Quote all entries exactly, leaving pictures aside.

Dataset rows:
────────────────────────────────────────

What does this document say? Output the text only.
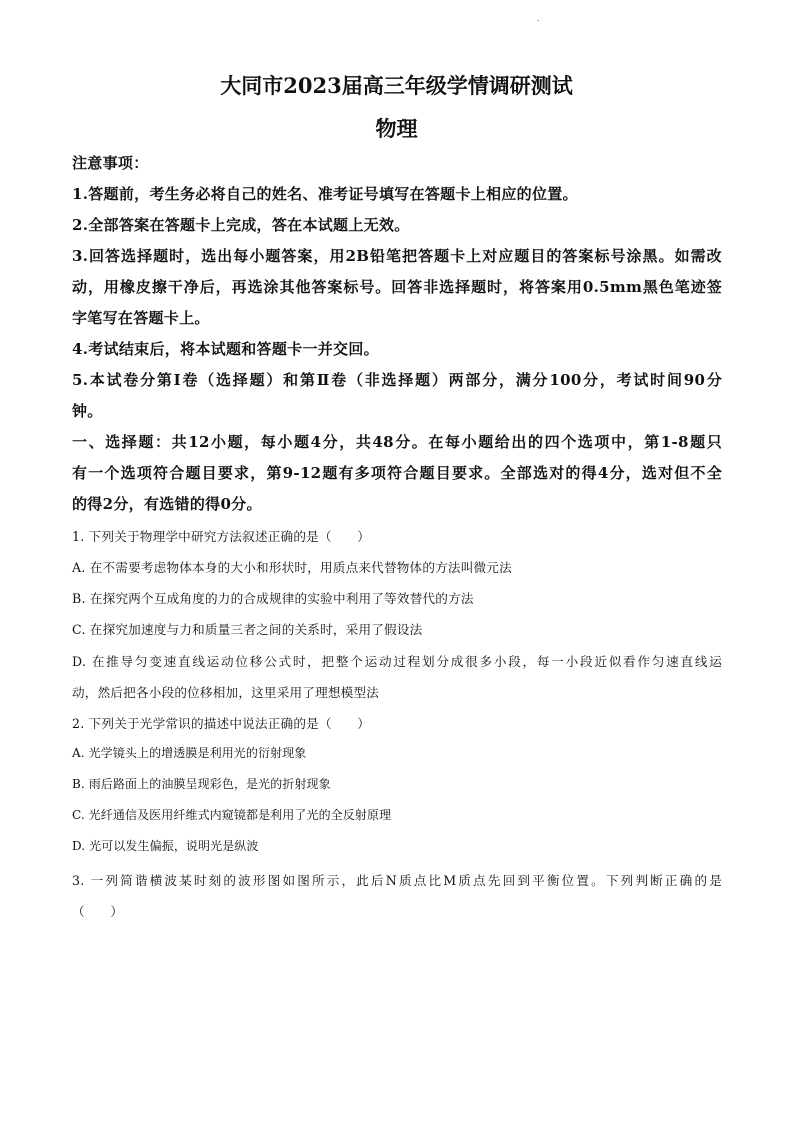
.
大同市2023届高三年级学情调研测试
物理
注意事项：
1.答题前，考生务必将自己的姓名、准考证号填写在答题卡上相应的位置。
2.全部答案在答题卡上完成，答在本试题上无效。
3.回答选择题时，选出每小题答案，用2B铅笔把答题卡上对应题目的答案标号涂黑。如需改
动，用橡皮擦干净后，再选涂其他答案标号。回答非选择题时，将答案用0.5mm黑色笔迹签
字笔写在答题卡上。
4.考试结束后，将本试题和答题卡一并交回。
5.本试卷分第Ⅰ卷（选择题）和第Ⅱ卷（非选择题）两部分，满分100分，考试时间90分
钟。
一、选择题：共12小题，每小题4分，共48分。在每小题给出的四个选项中，第1-8题只
有一个选项符合题目要求，第9-12题有多项符合题目要求。全部选对的得4分，选对但不全
的得2分，有选错的得0分。
1. 下列关于物理学中研究方法叙述正确的是（　　）
A. 在不需要考虑物体本身的大小和形状时，用质点来代替物体的方法叫微元法
B. 在探究两个互成角度的力的合成规律的实验中利用了等效替代的方法
C. 在探究加速度与力和质量三者之间的关系时，采用了假设法
D. 在推导匀变速直线运动位移公式时，把整个运动过程划分成很多小段，每一小段近似看作匀速直线运
动，然后把各小段的位移相加，这里采用了理想模型法
2. 下列关于光学常识的描述中说法正确的是（　　）
A. 光学镜头上的增透膜是利用光的衍射现象
B. 雨后路面上的油膜呈现彩色，是光的折射现象
C. 光纤通信及医用纤维式内窥镜都是利用了光的全反射原理
D. 光可以发生偏振，说明光是纵波
3. 一列简谐横波某时刻的波形图如图所示，此后N质点比M质点先回到平衡位置。下列判断正确的是
（　　）
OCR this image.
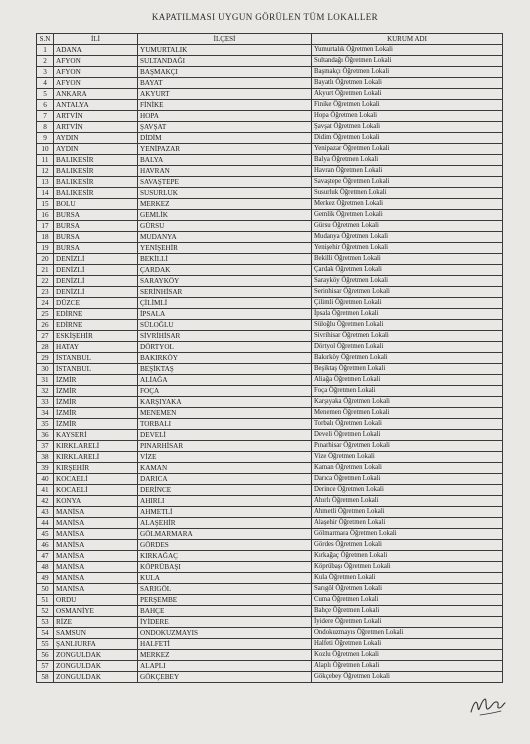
KAPATILMASI UYGUN GÖRÜLEN TÜM LOKALLER
S.N	İLİ	İLÇESİ	KURUM ADI
1	ADANA	YUMURTALIK	Yumurtalık Öğretmen Lokali
2	AFYON	SULTANDAĞI	Sultandağı Öğretmen Lokali
3	AFYON	BAŞMAKÇI	Başmakçı Öğretmen Lokali
4	AFYON	BAYAT	Bayatlı Öğretmen Lokali
5	ANKARA	AKYURT	Akyurt Öğretmen Lokali
6	ANTALYA	FİNİKE	Finike Öğretmen Lokali
7	ARTVİN	HOPA	Hopa Öğretmen Lokali
8	ARTVİN	ŞAVŞAT	Şavşat Öğretmen Lokali
9	AYDIN	DİDİM	Didim Öğretmen Lokali
10	AYDIN	YENİPAZAR	Yenipazar Öğretmen Lokali
11	BALIKESİR	BALYA	Balya Öğretmen Lokali
12	BALIKESİR	HAVRAN	Havran Öğretmen Lokali
13	BALIKESİR	SAVAŞTEPE	Savaştepe Öğretmen Lokali
14	BALIKESİR	SUSURLUK	Susurluk Öğretmen Lokali
15	BOLU	MERKEZ	Merkez Öğretmen Lokali
16	BURSA	GEMLİK	Gemlik Öğretmen Lokali
17	BURSA	GÜRSU	Gürsu Öğretmen Lokali
18	BURSA	MUDANYA	Mudanya Öğretmen Lokali
19	BURSA	YENİŞEHİR	Yenişehir Öğretmen Lokali
20	DENİZLİ	BEKİLLİ	Bekilli Öğretmen Lokali
21	DENİZLİ	ÇARDAK	Çardak Öğretmen Lokali
22	DENİZLİ	SARAYKÖY	Sarayköy Öğretmen Lokali
23	DENİZLİ	SERİNHİSAR	Serinhisar Öğretmen Lokali
24	DÜZCE	ÇİLİMLİ	Çilimli Öğretmen Lokali
25	EDİRNE	İPSALA	İpsala Öğretmen Lokali
26	EDİRNE	SÜLOĞLU	Süloğlu Öğretmen Lokali
27	ESKİŞEHİR	SİVRİHİSAR	Sivrihisar Öğretmen Lokali
28	HATAY	DÖRTYOL	Dörtyol Öğretmen Lokali
29	İSTANBUL	BAKIRKÖY	Bakırköy Öğretmen Lokali
30	İSTANBUL	BEŞİKTAŞ	Beşiktaş Öğretmen Lokali
31	İZMİR	ALİAĞA	Aliağa Öğretmen Lokali
32	İZMİR	FOÇA	Foça Öğretmen Lokali
33	İZMİR	KARŞIYAKA	Karşıyaka Öğretmen Lokali
34	İZMİR	MENEMEN	Menemen Öğretmen Lokali
35	İZMİR	TORBALI	Torbalı Öğretmen Lokali
36	KAYSERİ	DEVELİ	Develi Öğretmen Lokali
37	KIRKLARELİ	PINARHİSAR	Pınarhisar Öğretmen Lokali
38	KIRKLARELİ	VİZE	Vize Öğretmen Lokali
39	KIRŞEHİR	KAMAN	Kaman Öğretmen Lokali
40	KOCAELİ	DARICA	Darıca Öğretmen Lokali
41	KOCAELİ	DERİNCE	Derince Öğretmen Lokali
42	KONYA	AHIRLI	Ahırlı Öğretmen Lokali
43	MANİSA	AHMETLİ	Ahmetli Öğretmen Lokali
44	MANİSA	ALAŞEHİR	Alaşehir Öğretmen Lokali
45	MANİSA	GÖLMARMARA	Gölmarmara Öğretmen Lokali
46	MANİSA	GÖRDES	Gördes Öğretmen Lokali
47	MANİSA	KIRKAĞAÇ	Kırkağaç Öğretmen Lokali
48	MANİSA	KÖPRÜBAŞI	Köprübaşı Öğretmen Lokali
49	MANİSA	KULA	Kula Öğretmen Lokali
50	MANİSA	SARIGÖL	Sarıgöl Öğretmen Lokali
51	ORDU	PERŞEMBE	Cuma Öğretmen Lokali
52	OSMANİYE	BAHÇE	Bahçe Öğretmen Lokali
53	RİZE	İYİDERE	İyidere Öğretmen Lokali
54	SAMSUN	ONDOKUZMAYIS	Ondokuzmayıs Öğretmen Lokali
55	ŞANLIURFA	HALFETİ	Halfeti Öğretmen Lokali
56	ZONGULDAK	MERKEZ	Kozlu Öğretmen Lokali
57	ZONGULDAK	ALAPLI	Alaplı Öğretmen Lokali
58	ZONGULDAK	GÖKÇEBEY	Gökçebey Öğretmen Lokali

────────────────────────────────────────

• [EXERCISE ANSWER]:
What does this document say? Output the text only.
.
大同市2023届高三年级学情调研测试
物理
注意事项：
1.答题前，考生务必将自己的姓名、准考证号填写在答题卡上相应的位置。
2.全部答案在答题卡上完成，答在本试题上无效。
3.回答选择题时，选出每小题答案，用2B铅笔把答题卡上对应题目的答案标号涂黑。如需改
动，用橡皮擦干净后，再选涂其他答案标号。回答非选择题时，将答案用0.5mm黑色笔迹签
字笔写在答题卡上。
4.考试结束后，将本试题和答题卡一并交回。
5.本试卷分第Ⅰ卷（选择题）和第Ⅱ卷（非选择题）两部分，满分100分，考试时间90分
钟。
一、选择题：共12小题，每小题4分，共48分。在每小题给出的四个选项中，第1-8题只
有一个选项符合题目要求，第9-12题有多项符合题目要求。全部选对的得4分，选对但不全
的得2分，有选错的得0分。
1. 下列关于物理学中研究方法叙述正确的是（　　）
A. 在不需要考虑物体本身的大小和形状时，用质点来代替物体的方法叫微元法
B. 在探究两个互成角度的力的合成规律的实验中利用了等效替代的方法
C. 在探究加速度与力和质量三者之间的关系时，采用了假设法
D. 在推导匀变速直线运动位移公式时，把整个运动过程划分成很多小段，每一小段近似看作匀速直线运
动，然后把各小段的位移相加，这里采用了理想模型法
2. 下列关于光学常识的描述中说法正确的是（　　）
A. 光学镜头上的增透膜是利用光的衍射现象
B. 雨后路面上的油膜呈现彩色，是光的折射现象
C. 光纤通信及医用纤维式内窥镜都是利用了光的全反射原理
D. 光可以发生偏振，说明光是纵波
3. 一列简谐横波某时刻的波形图如图所示，此后N质点比M质点先回到平衡位置。下列判断正确的是
（　　）
OCR this image.
KAPATILMASI UYGUN GÖRÜLEN TÜM LOKALLER
S.N	İLİ	İLÇESİ	KURUM ADI
1	ADANA	YUMURTALIK	Yumurtalık Öğretmen Lokali
2	AFYON	SULTANDAĞI	Sultandağı Öğretmen Lokali
3	AFYON	BAŞMAKÇI	Başmakçı Öğretmen Lokali
4	AFYON	BAYAT	Bayatlı Öğretmen Lokali
5	ANKARA	AKYURT	Akyurt Öğretmen Lokali
6	ANTALYA	FİNİKE	Finike Öğretmen Lokali
7	ARTVİN	HOPA	Hopa Öğretmen Lokali
8	ARTVİN	ŞAVŞAT	Şavşat Öğretmen Lokali
9	AYDIN	DİDİM	Didim Öğretmen Lokali
10	AYDIN	YENİPAZAR	Yenipazar Öğretmen Lokali
11	BALIKESİR	BALYA	Balya Öğretmen Lokali
12	BALIKESİR	HAVRAN	Havran Öğretmen Lokali
13	BALIKESİR	SAVAŞTEPE	Savaştepe Öğretmen Lokali
14	BALIKESİR	SUSURLUK	Susurluk Öğretmen Lokali
15	BOLU	MERKEZ	Merkez Öğretmen Lokali
16	BURSA	GEMLİK	Gemlik Öğretmen Lokali
17	BURSA	GÜRSU	Gürsu Öğretmen Lokali
18	BURSA	MUDANYA	Mudanya Öğretmen Lokali
19	BURSA	YENİŞEHİR	Yenişehir Öğretmen Lokali
20	DENİZLİ	BEKİLLİ	Bekilli Öğretmen Lokali
21	DENİZLİ	ÇARDAK	Çardak Öğretmen Lokali
22	DENİZLİ	SARAYKÖY	Sarayköy Öğretmen Lokali
23	DENİZLİ	SERİNHİSAR	Serinhisar Öğretmen Lokali
24	DÜZCE	ÇİLİMLİ	Çilimli Öğretmen Lokali
25	EDİRNE	İPSALA	İpsala Öğretmen Lokali
26	EDİRNE	SÜLOĞLU	Süloğlu Öğretmen Lokali
27	ESKİŞEHİR	SİVRİHİSAR	Sivrihisar Öğretmen Lokali
28	HATAY	DÖRTYOL	Dörtyol Öğretmen Lokali
29	İSTANBUL	BAKIRKÖY	Bakırköy Öğretmen Lokali
30	İSTANBUL	BEŞİKTAŞ	Beşiktaş Öğretmen Lokali
31	İZMİR	ALİAĞA	Aliağa Öğretmen Lokali
32	İZMİR	FOÇA	Foça Öğretmen Lokali
33	İZMİR	KARŞIYAKA	Karşıyaka Öğretmen Lokali
34	İZMİR	MENEMEN	Menemen Öğretmen Lokali
35	İZMİR	TORBALI	Torbalı Öğretmen Lokali
36	KAYSERİ	DEVELİ	Develi Öğretmen Lokali
37	KIRKLARELİ	PINARHİSAR	Pınarhisar Öğretmen Lokali
38	KIRKLARELİ	VİZE	Vize Öğretmen Lokali
39	KIRŞEHİR	KAMAN	Kaman Öğretmen Lokali
40	KOCAELİ	DARICA	Darıca Öğretmen Lokali
41	KOCAELİ	DERİNCE	Derince Öğretmen Lokali
42	KONYA	AHIRLI	Ahırlı Öğretmen Lokali
43	MANİSA	AHMETLİ	Ahmetli Öğretmen Lokali
44	MANİSA	ALAŞEHİR	Alaşehir Öğretmen Lokali
45	MANİSA	GÖLMARMARA	Gölmarmara Öğretmen Lokali
46	MANİSA	GÖRDES	Gördes Öğretmen Lokali
47	MANİSA	KIRKAĞAÇ	Kırkağaç Öğretmen Lokali
48	MANİSA	KÖPRÜBAŞI	Köprübaşı Öğretmen Lokali
49	MANİSA	KULA	Kula Öğretmen Lokali
50	MANİSA	SARIGÖL	Sarıgöl Öğretmen Lokali
51	ORDU	PERŞEMBE	Cuma Öğretmen Lokali
52	OSMANİYE	BAHÇE	Bahçe Öğretmen Lokali
53	RİZE	İYİDERE	İyidere Öğretmen Lokali
54	SAMSUN	ONDOKUZMAYIS	Ondokuzmayıs Öğretmen Lokali
55	ŞANLIURFA	HALFETİ	Halfeti Öğretmen Lokali
56	ZONGULDAK	MERKEZ	Kozlu Öğretmen Lokali
57	ZONGULDAK	ALAPLI	Alaplı Öğretmen Lokali
58	ZONGULDAK	GÖKÇEBEY	Gökçebey Öğretmen Lokali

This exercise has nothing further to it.